[What you need to do]
Reproduce each line exactly.

[Material for this task]
----
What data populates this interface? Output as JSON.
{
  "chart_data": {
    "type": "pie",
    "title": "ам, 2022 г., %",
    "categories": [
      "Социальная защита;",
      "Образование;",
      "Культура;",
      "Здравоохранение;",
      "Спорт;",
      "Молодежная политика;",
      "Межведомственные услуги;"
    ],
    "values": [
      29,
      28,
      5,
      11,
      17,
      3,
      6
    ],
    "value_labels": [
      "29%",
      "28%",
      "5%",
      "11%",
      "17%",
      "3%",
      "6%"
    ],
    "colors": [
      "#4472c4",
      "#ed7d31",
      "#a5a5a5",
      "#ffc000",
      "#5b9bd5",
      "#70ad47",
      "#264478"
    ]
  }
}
----
[Task output]
What data populates this interface? Output as JSON.
{
  "chart_data": {
    "type": "pie",
    "title": "ам, 2022 г., %",
    "categories": [
      "Социальная защита;",
      "Образование;",
      "Культура;",
      "Здравоохранение;",
      "Спорт;",
      "Молодежная политика;",
      "Межведомственные услуги;"
    ],
    "values": [
      29,
      28,
      5,
      11,
      17,
      3,
      6
    ],
    "value_labels": [
      "29%",
      "28%",
      "5%",
      "11%",
      "17%",
      "3%",
      "6%"
    ],
    "colors": [
      "#4472c4",
      "#ed7d31",
      "#a5a5a5",
      "#ffc000",
      "#5b9bd5",
      "#70ad47",
      "#264478"
    ]
  }
}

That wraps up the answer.